_Assignment_
Provide an exact reproduction of every entry.

Records excerpted from a collection:

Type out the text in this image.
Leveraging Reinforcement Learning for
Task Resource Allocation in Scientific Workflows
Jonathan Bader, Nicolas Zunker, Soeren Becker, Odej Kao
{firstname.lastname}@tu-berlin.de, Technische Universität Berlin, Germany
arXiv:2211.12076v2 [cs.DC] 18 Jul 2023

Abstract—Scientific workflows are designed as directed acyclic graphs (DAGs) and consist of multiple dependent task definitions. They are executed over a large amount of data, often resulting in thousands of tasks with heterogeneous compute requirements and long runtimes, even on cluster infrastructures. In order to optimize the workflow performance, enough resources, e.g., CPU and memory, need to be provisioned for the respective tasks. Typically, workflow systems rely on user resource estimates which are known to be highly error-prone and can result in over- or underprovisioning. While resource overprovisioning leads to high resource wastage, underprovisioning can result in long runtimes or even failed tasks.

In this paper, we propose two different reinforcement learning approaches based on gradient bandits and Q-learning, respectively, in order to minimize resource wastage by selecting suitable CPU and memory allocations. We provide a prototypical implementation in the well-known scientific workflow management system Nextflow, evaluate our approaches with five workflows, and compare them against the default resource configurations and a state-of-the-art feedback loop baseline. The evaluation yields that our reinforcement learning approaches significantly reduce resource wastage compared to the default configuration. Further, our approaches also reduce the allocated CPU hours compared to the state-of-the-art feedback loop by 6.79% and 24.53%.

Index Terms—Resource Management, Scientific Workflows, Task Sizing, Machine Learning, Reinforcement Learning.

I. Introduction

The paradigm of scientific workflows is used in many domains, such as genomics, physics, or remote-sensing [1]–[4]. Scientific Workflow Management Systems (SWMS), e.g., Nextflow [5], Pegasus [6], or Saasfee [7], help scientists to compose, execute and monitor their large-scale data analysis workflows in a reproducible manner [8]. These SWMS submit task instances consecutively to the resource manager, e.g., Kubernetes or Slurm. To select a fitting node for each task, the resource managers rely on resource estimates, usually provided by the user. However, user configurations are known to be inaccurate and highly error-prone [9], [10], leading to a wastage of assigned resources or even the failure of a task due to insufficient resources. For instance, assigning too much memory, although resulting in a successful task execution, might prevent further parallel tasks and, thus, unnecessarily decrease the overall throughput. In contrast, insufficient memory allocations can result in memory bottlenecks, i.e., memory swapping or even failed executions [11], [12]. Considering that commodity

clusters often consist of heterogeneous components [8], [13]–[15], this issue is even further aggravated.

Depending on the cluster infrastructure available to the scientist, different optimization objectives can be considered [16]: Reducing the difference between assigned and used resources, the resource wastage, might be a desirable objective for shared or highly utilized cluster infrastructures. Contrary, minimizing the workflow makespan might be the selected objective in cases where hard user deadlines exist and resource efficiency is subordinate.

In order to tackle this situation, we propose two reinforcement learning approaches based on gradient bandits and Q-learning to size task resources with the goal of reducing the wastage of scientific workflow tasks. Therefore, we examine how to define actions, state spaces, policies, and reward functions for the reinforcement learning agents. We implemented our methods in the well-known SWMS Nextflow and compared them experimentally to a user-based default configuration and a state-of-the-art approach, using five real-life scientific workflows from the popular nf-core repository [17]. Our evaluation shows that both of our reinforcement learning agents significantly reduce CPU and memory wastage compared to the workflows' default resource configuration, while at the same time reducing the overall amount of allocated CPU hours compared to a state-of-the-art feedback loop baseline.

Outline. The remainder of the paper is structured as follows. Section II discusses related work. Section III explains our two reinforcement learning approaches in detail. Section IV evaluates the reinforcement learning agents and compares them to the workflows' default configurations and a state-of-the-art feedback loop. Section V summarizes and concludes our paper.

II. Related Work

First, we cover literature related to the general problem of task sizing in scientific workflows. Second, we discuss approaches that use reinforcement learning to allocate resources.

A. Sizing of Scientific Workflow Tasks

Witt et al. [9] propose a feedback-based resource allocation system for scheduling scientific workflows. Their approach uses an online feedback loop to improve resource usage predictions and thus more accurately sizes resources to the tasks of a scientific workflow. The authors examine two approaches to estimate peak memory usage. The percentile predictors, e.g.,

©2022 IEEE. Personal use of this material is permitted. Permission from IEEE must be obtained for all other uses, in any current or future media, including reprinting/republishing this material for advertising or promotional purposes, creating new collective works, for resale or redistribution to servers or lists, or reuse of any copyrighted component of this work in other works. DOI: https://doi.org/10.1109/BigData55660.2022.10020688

_Your response_
Type out the text in this image.
Leveraging Reinforcement Learning for
Task Resource Allocation in Scientific Workflows
Jonathan Bader, Nicolas Zunker, Soeren Becker, Odej Kao
{firstname.lastname}@tu-berlin.de, Technische Universität Berlin, Germany
arXiv:2211.12076v2 [cs.DC] 18 Jul 2023

Abstract—Scientific workflows are designed as directed acyclic graphs (DAGs) and consist of multiple dependent task definitions. They are executed over a large amount of data, often resulting in thousands of tasks with heterogeneous compute requirements and long runtimes, even on cluster infrastructures. In order to optimize the workflow performance, enough resources, e.g., CPU and memory, need to be provisioned for the respective tasks. Typically, workflow systems rely on user resource estimates which are known to be highly error-prone and can result in over- or underprovisioning. While resource overprovisioning leads to high resource wastage, underprovisioning can result in long runtimes or even failed tasks.

In this paper, we propose two different reinforcement learning approaches based on gradient bandits and Q-learning, respectively, in order to minimize resource wastage by selecting suitable CPU and memory allocations. We provide a prototypical implementation in the well-known scientific workflow management system Nextflow, evaluate our approaches with five workflows, and compare them against the default resource configurations and a state-of-the-art feedback loop baseline. The evaluation yields that our reinforcement learning approaches significantly reduce resource wastage compared to the default configuration. Further, our approaches also reduce the allocated CPU hours compared to the state-of-the-art feedback loop by 6.79% and 24.53%.

Index Terms—Resource Management, Scientific Workflows, Task Sizing, Machine Learning, Reinforcement Learning.

I. Introduction

The paradigm of scientific workflows is used in many domains, such as genomics, physics, or remote-sensing [1]–[4]. Scientific Workflow Management Systems (SWMS), e.g., Nextflow [5], Pegasus [6], or Saasfee [7], help scientists to compose, execute and monitor their large-scale data analysis workflows in a reproducible manner [8]. These SWMS submit task instances consecutively to the resource manager, e.g., Kubernetes or Slurm. To select a fitting node for each task, the resource managers rely on resource estimates, usually provided by the user. However, user configurations are known to be inaccurate and highly error-prone [9], [10], leading to a wastage of assigned resources or even the failure of a task due to insufficient resources. For instance, assigning too much memory, although resulting in a successful task execution, might prevent further parallel tasks and, thus, unnecessarily decrease the overall throughput. In contrast, insufficient memory allocations can result in memory bottlenecks, i.e., memory swapping or even failed executions [11], [12]. Considering that commodity

clusters often consist of heterogeneous components [8], [13]–[15], this issue is even further aggravated.

Depending on the cluster infrastructure available to the scientist, different optimization objectives can be considered [16]: Reducing the difference between assigned and used resources, the resource wastage, might be a desirable objective for shared or highly utilized cluster infrastructures. Contrary, minimizing the workflow makespan might be the selected objective in cases where hard user deadlines exist and resource efficiency is subordinate.

In order to tackle this situation, we propose two reinforcement learning approaches based on gradient bandits and Q-learning to size task resources with the goal of reducing the wastage of scientific workflow tasks. Therefore, we examine how to define actions, state spaces, policies, and reward functions for the reinforcement learning agents. We implemented our methods in the well-known SWMS Nextflow and compared them experimentally to a user-based default configuration and a state-of-the-art approach, using five real-life scientific workflows from the popular nf-core repository [17]. Our evaluation shows that both of our reinforcement learning agents significantly reduce CPU and memory wastage compared to the workflows' default resource configuration, while at the same time reducing the overall amount of allocated CPU hours compared to a state-of-the-art feedback loop baseline.

Outline. The remainder of the paper is structured as follows. Section II discusses related work. Section III explains our two reinforcement learning approaches in detail. Section IV evaluates the reinforcement learning agents and compares them to the workflows' default configurations and a state-of-the-art feedback loop. Section V summarizes and concludes our paper.

II. Related Work

First, we cover literature related to the general problem of task sizing in scientific workflows. Second, we discuss approaches that use reinforcement learning to allocate resources.

A. Sizing of Scientific Workflow Tasks

Witt et al. [9] propose a feedback-based resource allocation system for scheduling scientific workflows. Their approach uses an online feedback loop to improve resource usage predictions and thus more accurately sizes resources to the tasks of a scientific workflow. The authors examine two approaches to estimate peak memory usage. The percentile predictors, e.g.,

©2022 IEEE. Personal use of this material is permitted. Permission from IEEE must be obtained for all other uses, in any current or future media, including reprinting/republishing this material for advertising or promotional purposes, creating new collective works, for resale or redistribution to servers or lists, or reuse of any copyrighted component of this work in other works. DOI: https://doi.org/10.1109/BigData55660.2022.10020688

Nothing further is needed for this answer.